_Task details_: Give the number of lines that include the word "Selangor", and nothing else.

Data entries:
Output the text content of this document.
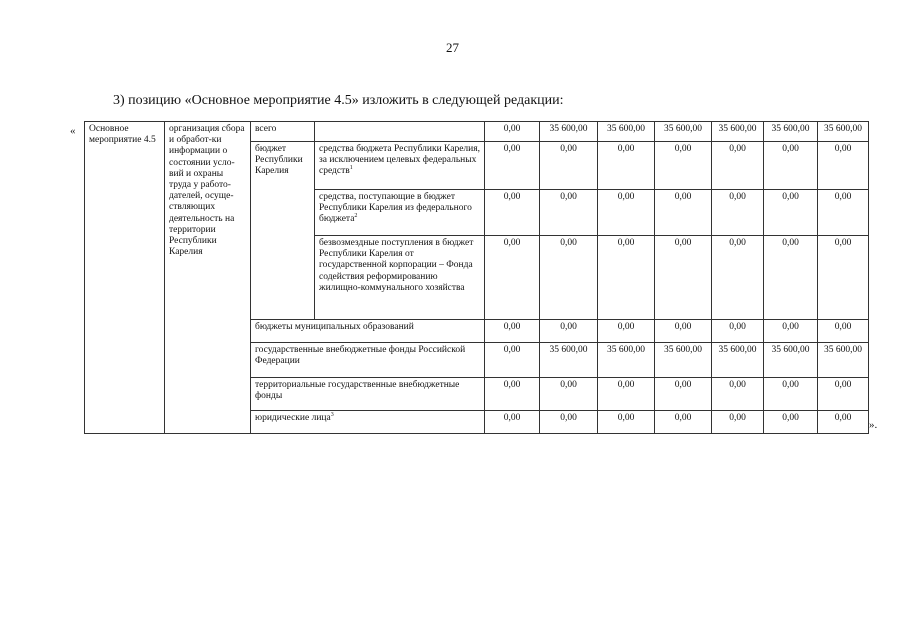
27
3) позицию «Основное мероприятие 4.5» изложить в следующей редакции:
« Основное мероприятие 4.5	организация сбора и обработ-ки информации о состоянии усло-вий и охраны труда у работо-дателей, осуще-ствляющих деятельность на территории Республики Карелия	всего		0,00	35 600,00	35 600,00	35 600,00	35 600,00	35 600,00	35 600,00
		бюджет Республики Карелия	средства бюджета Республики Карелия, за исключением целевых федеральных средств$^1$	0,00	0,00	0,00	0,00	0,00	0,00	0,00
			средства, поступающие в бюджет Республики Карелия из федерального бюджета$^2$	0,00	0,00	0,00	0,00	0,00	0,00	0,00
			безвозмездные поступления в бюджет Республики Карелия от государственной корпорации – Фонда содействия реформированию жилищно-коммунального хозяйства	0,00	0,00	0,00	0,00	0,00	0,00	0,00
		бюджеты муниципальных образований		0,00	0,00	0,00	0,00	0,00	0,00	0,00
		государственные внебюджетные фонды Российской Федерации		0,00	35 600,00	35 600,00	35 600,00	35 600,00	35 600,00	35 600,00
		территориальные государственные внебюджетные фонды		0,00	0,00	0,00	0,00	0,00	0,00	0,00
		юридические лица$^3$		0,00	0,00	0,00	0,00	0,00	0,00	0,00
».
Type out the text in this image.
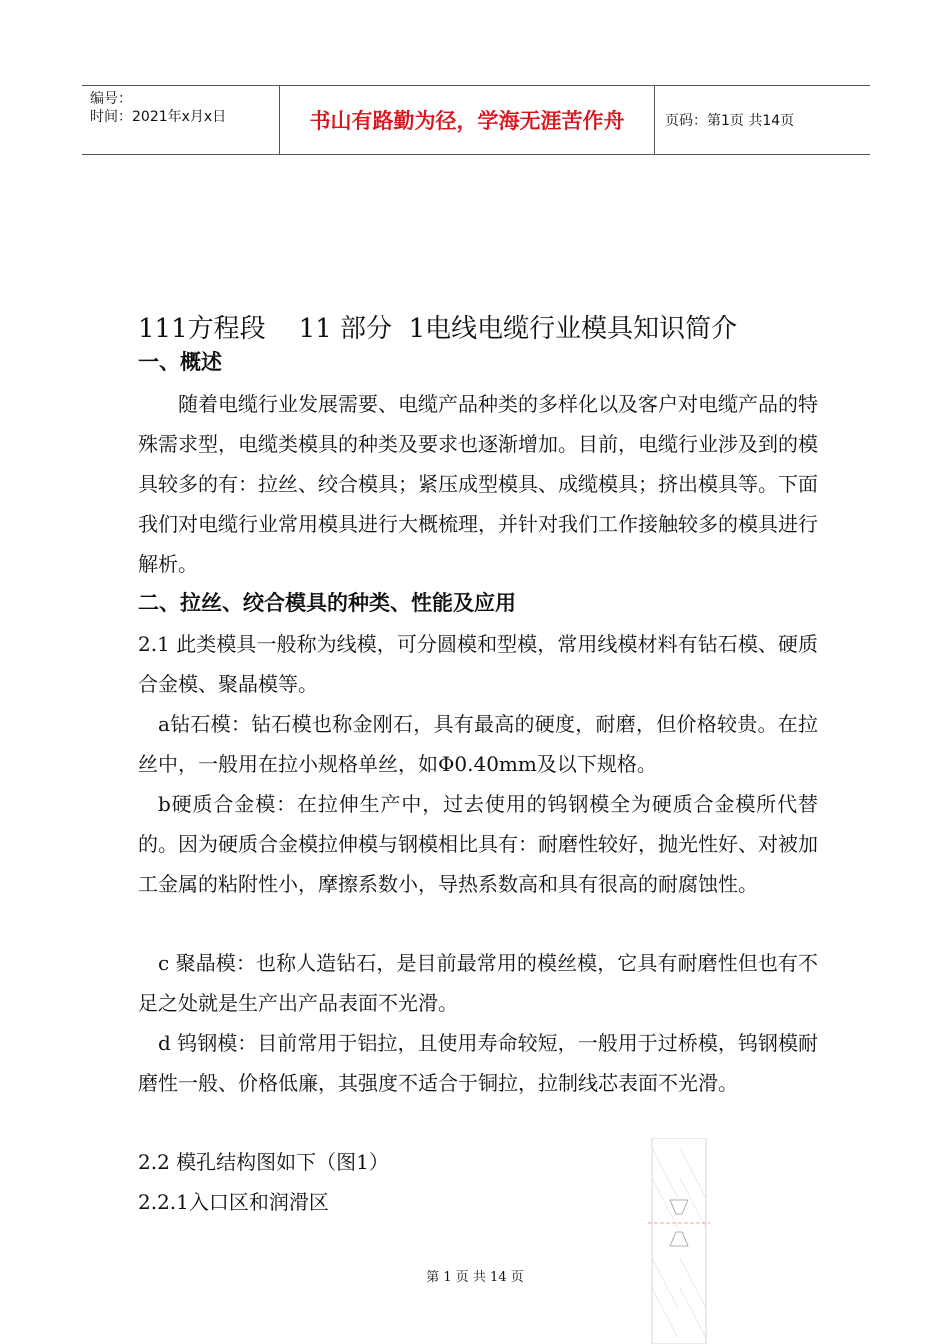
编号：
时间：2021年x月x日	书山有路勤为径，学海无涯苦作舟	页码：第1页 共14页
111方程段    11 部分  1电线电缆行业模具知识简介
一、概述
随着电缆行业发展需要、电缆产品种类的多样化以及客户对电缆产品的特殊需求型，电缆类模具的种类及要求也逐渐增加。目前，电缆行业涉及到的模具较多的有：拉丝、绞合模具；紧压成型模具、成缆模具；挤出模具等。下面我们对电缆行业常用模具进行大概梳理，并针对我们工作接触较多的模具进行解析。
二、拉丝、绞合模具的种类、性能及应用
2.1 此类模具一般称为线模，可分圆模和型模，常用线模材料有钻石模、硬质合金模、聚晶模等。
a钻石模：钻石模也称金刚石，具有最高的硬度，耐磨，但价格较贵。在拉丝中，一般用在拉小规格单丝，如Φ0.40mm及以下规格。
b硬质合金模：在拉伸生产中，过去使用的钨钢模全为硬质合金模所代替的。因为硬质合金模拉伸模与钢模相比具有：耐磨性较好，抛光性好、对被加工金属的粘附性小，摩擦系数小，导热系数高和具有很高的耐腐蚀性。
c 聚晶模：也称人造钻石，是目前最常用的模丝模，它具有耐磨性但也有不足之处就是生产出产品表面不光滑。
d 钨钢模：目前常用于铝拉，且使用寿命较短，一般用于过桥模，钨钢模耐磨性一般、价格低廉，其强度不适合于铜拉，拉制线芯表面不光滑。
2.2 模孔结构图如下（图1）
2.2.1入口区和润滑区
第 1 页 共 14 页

---

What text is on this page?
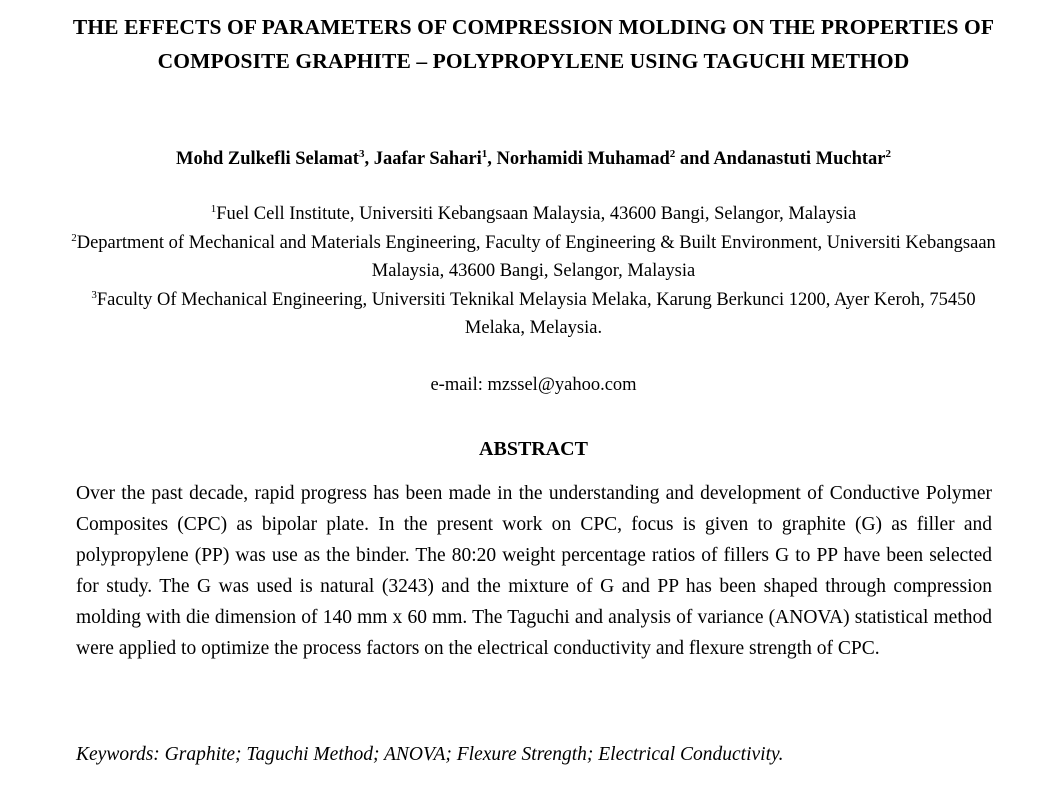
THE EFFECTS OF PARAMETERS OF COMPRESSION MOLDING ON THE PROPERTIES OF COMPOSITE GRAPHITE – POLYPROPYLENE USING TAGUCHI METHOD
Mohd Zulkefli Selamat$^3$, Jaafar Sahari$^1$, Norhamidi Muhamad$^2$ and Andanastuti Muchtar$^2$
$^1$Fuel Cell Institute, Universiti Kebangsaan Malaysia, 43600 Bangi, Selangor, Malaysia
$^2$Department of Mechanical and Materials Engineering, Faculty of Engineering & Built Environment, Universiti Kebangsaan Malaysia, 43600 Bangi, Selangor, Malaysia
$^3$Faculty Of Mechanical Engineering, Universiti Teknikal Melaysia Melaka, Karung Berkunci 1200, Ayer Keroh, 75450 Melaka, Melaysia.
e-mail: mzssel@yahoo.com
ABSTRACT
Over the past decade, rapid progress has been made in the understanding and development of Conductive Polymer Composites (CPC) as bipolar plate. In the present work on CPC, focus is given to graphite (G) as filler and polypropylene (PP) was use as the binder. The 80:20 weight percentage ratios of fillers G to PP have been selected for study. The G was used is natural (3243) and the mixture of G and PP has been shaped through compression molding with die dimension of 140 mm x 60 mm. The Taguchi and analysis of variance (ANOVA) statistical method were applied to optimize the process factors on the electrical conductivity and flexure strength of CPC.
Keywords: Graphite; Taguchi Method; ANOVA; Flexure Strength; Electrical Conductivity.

_Reply_: 2